--- Required work ---
Work out how many lines in the listing below include the word "breasts"; answer with the number alone.
## Begin Given entries
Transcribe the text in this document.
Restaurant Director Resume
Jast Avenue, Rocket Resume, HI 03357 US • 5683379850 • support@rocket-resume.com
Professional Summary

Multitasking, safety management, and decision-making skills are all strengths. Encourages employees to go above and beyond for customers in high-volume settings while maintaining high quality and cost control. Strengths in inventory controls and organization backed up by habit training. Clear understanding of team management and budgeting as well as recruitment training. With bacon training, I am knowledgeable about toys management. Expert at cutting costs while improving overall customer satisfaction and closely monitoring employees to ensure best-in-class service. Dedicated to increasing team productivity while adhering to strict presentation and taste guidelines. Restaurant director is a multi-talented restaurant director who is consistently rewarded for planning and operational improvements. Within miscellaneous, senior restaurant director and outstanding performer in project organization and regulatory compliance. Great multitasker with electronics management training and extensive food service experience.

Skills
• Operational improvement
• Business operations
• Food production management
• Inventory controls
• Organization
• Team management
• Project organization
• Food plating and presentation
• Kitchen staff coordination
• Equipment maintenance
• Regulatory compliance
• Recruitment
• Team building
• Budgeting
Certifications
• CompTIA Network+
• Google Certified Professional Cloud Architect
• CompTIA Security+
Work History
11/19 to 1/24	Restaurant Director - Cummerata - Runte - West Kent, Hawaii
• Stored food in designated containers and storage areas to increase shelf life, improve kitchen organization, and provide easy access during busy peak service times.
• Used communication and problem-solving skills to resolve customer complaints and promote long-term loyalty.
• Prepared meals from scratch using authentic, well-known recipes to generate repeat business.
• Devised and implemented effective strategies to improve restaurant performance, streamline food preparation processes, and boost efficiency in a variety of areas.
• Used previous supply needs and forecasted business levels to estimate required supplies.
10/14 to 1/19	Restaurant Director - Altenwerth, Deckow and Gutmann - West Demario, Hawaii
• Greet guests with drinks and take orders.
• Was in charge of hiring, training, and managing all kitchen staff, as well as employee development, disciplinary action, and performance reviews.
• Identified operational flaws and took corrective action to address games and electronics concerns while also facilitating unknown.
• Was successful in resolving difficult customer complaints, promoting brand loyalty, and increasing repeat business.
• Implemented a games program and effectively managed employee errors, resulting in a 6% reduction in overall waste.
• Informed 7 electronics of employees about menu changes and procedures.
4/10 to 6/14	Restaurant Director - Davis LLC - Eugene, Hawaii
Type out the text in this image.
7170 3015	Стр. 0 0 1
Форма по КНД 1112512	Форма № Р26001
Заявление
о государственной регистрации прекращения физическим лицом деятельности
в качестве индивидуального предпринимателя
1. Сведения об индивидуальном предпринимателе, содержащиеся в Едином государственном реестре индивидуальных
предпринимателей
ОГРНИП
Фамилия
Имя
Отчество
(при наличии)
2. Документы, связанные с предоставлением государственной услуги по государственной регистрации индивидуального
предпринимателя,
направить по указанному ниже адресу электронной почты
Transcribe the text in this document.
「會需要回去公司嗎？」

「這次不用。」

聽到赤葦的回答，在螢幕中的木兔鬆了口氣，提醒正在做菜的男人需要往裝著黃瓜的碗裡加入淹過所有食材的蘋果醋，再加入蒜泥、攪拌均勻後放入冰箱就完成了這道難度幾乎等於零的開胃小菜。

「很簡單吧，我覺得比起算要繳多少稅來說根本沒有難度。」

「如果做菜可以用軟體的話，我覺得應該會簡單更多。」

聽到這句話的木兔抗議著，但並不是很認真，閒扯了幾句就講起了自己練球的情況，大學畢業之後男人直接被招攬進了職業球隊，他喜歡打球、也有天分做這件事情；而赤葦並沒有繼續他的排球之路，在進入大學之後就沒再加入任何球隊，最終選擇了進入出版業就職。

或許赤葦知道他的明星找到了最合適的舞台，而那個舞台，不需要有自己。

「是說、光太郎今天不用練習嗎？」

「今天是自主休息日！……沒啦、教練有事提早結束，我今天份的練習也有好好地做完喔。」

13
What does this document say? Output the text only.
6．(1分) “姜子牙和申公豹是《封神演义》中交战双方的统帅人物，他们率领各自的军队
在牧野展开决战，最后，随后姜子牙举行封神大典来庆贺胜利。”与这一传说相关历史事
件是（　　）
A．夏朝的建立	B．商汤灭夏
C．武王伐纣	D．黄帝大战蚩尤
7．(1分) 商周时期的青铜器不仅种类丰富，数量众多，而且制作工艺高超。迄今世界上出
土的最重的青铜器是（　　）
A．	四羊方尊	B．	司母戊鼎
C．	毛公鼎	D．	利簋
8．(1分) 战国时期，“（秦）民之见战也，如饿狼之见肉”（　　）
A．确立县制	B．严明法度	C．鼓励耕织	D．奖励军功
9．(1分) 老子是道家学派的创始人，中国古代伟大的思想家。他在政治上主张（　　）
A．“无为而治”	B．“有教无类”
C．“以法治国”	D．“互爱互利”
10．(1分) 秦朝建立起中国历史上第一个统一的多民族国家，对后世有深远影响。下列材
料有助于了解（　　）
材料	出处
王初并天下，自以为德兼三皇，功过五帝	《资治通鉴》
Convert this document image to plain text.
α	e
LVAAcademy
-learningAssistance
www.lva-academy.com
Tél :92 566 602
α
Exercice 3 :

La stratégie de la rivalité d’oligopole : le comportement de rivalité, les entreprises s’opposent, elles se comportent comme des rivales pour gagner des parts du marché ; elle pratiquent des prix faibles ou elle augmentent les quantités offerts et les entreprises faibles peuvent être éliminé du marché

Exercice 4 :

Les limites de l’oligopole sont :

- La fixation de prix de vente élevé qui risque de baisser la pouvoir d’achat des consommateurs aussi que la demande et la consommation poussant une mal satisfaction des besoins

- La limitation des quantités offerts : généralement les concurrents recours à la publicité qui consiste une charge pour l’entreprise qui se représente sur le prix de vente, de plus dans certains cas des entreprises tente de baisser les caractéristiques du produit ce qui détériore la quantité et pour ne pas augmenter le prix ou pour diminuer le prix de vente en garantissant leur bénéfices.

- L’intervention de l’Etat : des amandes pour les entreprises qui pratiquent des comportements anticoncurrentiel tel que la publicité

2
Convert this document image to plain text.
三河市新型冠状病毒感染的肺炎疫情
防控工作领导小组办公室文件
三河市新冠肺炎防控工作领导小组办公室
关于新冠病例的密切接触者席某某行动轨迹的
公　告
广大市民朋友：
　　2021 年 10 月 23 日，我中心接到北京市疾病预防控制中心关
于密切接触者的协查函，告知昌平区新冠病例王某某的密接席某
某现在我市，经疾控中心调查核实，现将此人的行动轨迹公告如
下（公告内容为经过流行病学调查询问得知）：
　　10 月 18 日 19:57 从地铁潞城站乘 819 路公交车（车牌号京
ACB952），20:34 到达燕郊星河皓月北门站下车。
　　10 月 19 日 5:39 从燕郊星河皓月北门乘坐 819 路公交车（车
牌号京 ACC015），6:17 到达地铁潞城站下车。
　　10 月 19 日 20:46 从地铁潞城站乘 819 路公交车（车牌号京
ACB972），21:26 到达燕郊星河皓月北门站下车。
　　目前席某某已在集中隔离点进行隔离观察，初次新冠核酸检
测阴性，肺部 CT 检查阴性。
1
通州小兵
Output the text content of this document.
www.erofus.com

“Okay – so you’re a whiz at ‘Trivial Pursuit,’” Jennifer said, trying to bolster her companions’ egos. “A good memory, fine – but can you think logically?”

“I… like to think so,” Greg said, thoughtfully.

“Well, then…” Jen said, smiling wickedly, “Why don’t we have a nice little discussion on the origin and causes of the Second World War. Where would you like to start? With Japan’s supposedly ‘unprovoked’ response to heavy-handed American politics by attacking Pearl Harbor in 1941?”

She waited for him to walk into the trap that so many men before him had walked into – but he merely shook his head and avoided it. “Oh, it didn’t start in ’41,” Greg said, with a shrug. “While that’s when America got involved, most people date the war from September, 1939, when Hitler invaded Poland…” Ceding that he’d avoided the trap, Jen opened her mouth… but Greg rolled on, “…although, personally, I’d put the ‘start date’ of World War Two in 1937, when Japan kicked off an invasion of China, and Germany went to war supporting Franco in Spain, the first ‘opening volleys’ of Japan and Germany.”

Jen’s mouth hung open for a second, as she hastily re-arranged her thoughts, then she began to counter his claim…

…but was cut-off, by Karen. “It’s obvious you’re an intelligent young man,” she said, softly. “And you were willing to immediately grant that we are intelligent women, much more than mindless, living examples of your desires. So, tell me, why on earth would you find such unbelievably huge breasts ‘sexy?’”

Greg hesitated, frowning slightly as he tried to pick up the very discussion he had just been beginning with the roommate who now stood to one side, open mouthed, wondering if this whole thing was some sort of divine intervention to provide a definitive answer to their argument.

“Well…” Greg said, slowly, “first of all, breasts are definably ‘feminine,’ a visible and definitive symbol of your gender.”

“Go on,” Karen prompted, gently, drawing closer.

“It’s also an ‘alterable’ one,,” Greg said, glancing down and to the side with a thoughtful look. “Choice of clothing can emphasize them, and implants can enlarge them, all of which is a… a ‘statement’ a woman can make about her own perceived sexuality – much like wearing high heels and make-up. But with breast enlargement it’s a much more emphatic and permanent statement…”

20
## End Given entries
--- Exercise result ---
2